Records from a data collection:
○ ○ ○ ○ ○ ○ ○

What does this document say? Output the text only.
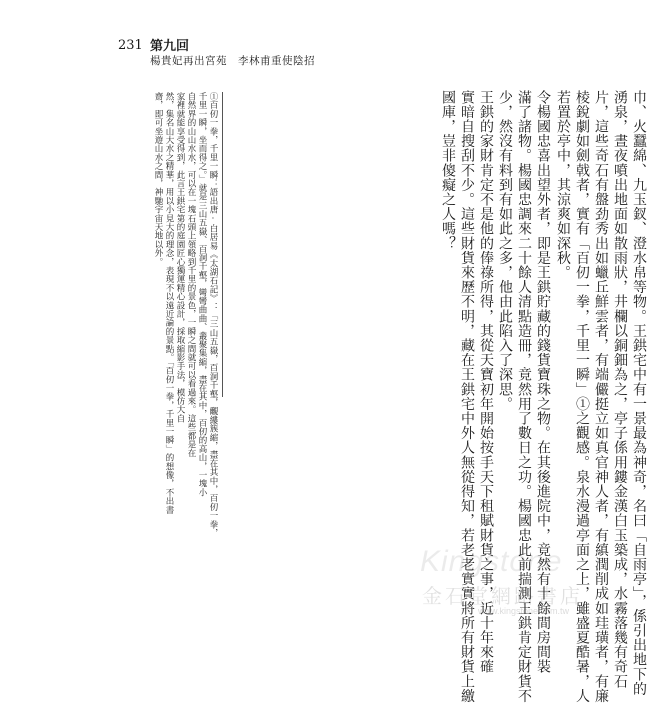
231 第九回
楊貴妃再出宮苑　李林甫重使陰招
巾、火蠶綿、九玉釵、澄水帛等物。王鉷宅中有一景最為神奇，名曰「自雨亭」，係引出地下的
湧泉，晝夜噴出地面如散雨狀，井欄以銅鈿為之，亭子係用鏤金漢白玉築成，水霧落幾有奇石
片，這些奇石有盤劲秀出如蠟丘鮮雲者，有端儼挺立如真官神人者，有縝潤削成如珪璜者，有廉
棱銳劇如劍戟者，實有「百仞一拳，千里一瞬」①之觀感。泉水漫過亭面之上，雖盛夏酷暑，人
若置於亭中，其涼爽如深秋。
令楊國忠喜出望外者，即是王鉷貯藏的錢貨寶珠之物。在其後進院中，竟然有十餘間房間裝
滿了諸物。楊國忠調來二十餘人清點造冊，竟然用了數日之功。楊國忠此前揣測王鉷肯定財貨不
少，然沒有料到有如此之多，他由此陷入了深思。
王鉷的家財肯定不是他的俸祿所得，其從天寶初年開始按手天下租賦財貨之事，近十年來確
實暗自搜刮不少。這些財貨來歷不明，藏在王鉷宅中外人無從得知，若老老實實將所有財貨上繳
國庫，豈非傻癡之人嗎？
①百仞一拳，千里一瞬：語出唐·白居易《太湖石記》：「三山五嶽，百洞千壑，覼縷簇縮，盡在其中，百仞一拳，
千里一瞬，坐而得之。」就是三山五嶽、百洞千壑，彎彎曲曲、叢聚集縮，盡在其中，百仞的高山，一塊小
自然界的山山水水，可以在一塊石頭上領略到千里的景色，一瞬之間就可以看過來。這些都是在
家裡就能享受得到，此言王鉷宅第的庭園匠心獨運精心設計，採取縮影手法，模仿大自
然，集名山大水之精華，用以小見大的理念，表現不以遠近論的景點。「百仞一拳，千里一瞬」的想像，不出書
齋，即可坐遊山水之間，神馳宇宙天地以外。
Kingstone
金石堂網路書店
www.kingstone.com.tw
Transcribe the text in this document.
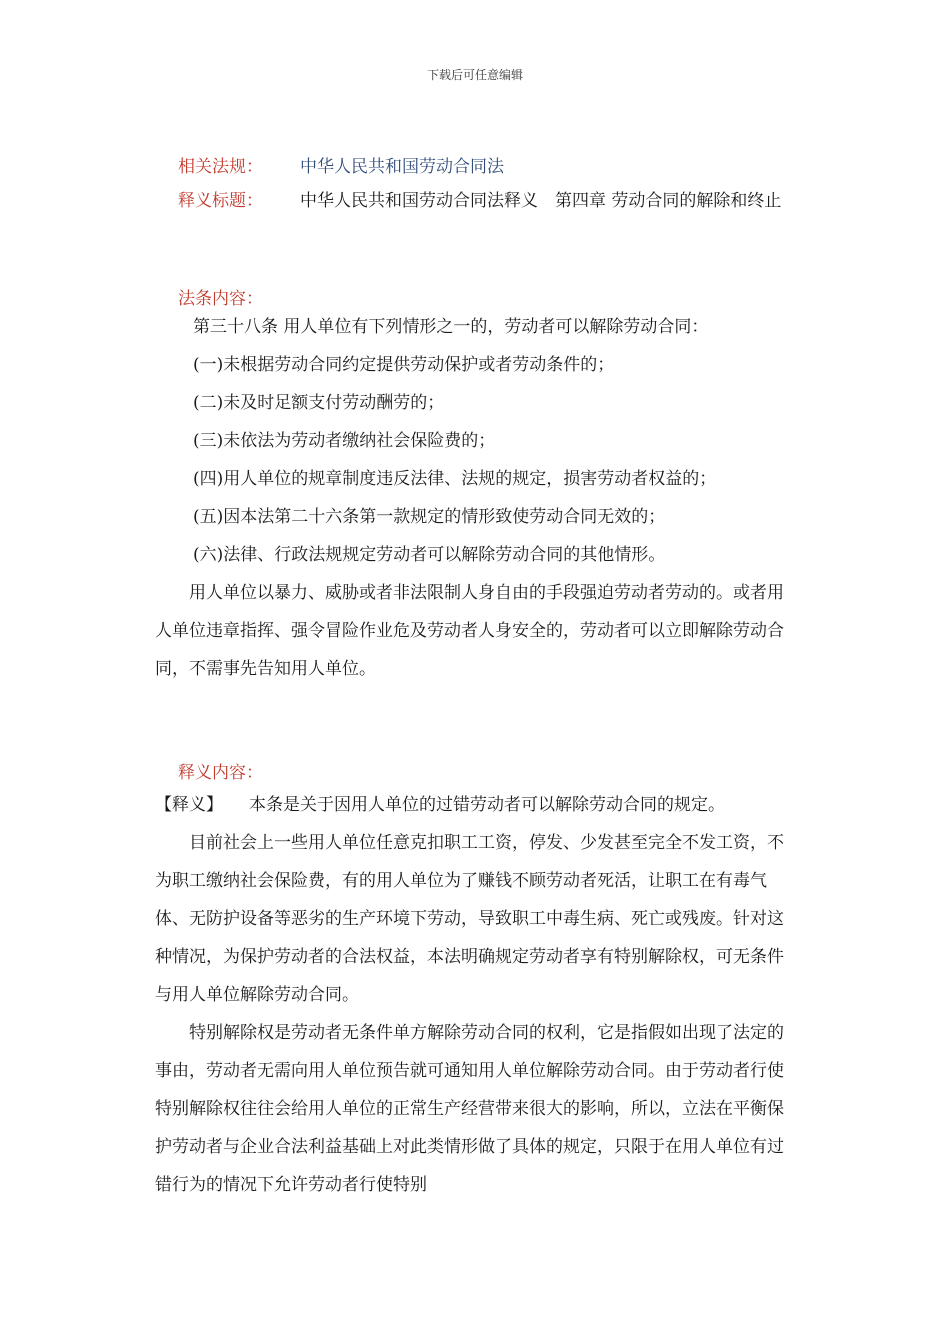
下载后可任意编辑
相关法规： 中华人民共和国劳动合同法
释义标题： 中华人民共和国劳动合同法释义　第四章 劳动合同的解除和终止
法条内容：

第三十八条 用人单位有下列情形之一的，劳动者可以解除劳动合同：

(一)未根据劳动合同约定提供劳动保护或者劳动条件的；

(二)未及时足额支付劳动酬劳的；

(三)未依法为劳动者缴纳社会保险费的；

(四)用人单位的规章制度违反法律、法规的规定，损害劳动者权益的；

(五)因本法第二十六条第一款规定的情形致使劳动合同无效的；

(六)法律、行政法规规定劳动者可以解除劳动合同的其他情形。

用人单位以暴力、威胁或者非法限制人身自由的手段强迫劳动者劳动的。或者用人单位违章指挥、强令冒险作业危及劳动者人身安全的，劳动者可以立即解除劳动合同，不需事先告知用人单位。

释义内容：

【释义】 本条是关于因用人单位的过错劳动者可以解除劳动合同的规定。

目前社会上一些用人单位任意克扣职工工资，停发、少发甚至完全不发工资，不为职工缴纳社会保险费，有的用人单位为了赚钱不顾劳动者死活，让职工在有毒气体、无防护设备等恶劣的生产环境下劳动，导致职工中毒生病、死亡或残废。针对这种情况，为保护劳动者的合法权益，本法明确规定劳动者享有特别解除权，可无条件与用人单位解除劳动合同。

特别解除权是劳动者无条件单方解除劳动合同的权利，它是指假如出现了法定的事由，劳动者无需向用人单位预告就可通知用人单位解除劳动合同。由于劳动者行使特别解除权往往会给用人单位的正常生产经营带来很大的影响，所以，立法在平衡保护劳动者与企业合法利益基础上对此类情形做了具体的规定，只限于在用人单位有过错行为的情况下允许劳动者行使特别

○ ○ ○ ○ ○ ○ ○

TASK DETAILS:
List every line in the records above that contains the word "千里一瞬".

RESULT:
棱銳劇如劍戟者，實有「百仞一拳，千里一瞬」①之觀感。泉水漫過亭面之上，雖盛夏酷暑，人
①百仞一拳，千里一瞬：語出唐·白居易《太湖石記》：「三山五嶽，百洞千壑，覼縷簇縮，盡在其中，百仞一拳，
千里一瞬，坐而得之。」就是三山五嶽、百洞千壑，彎彎曲曲、叢聚集縮，盡在其中，百仞的高山，一塊小
然，集名山大水之精華，用以小見大的理念，表現不以遠近論的景點。「百仞一拳，千里一瞬」的想像，不出書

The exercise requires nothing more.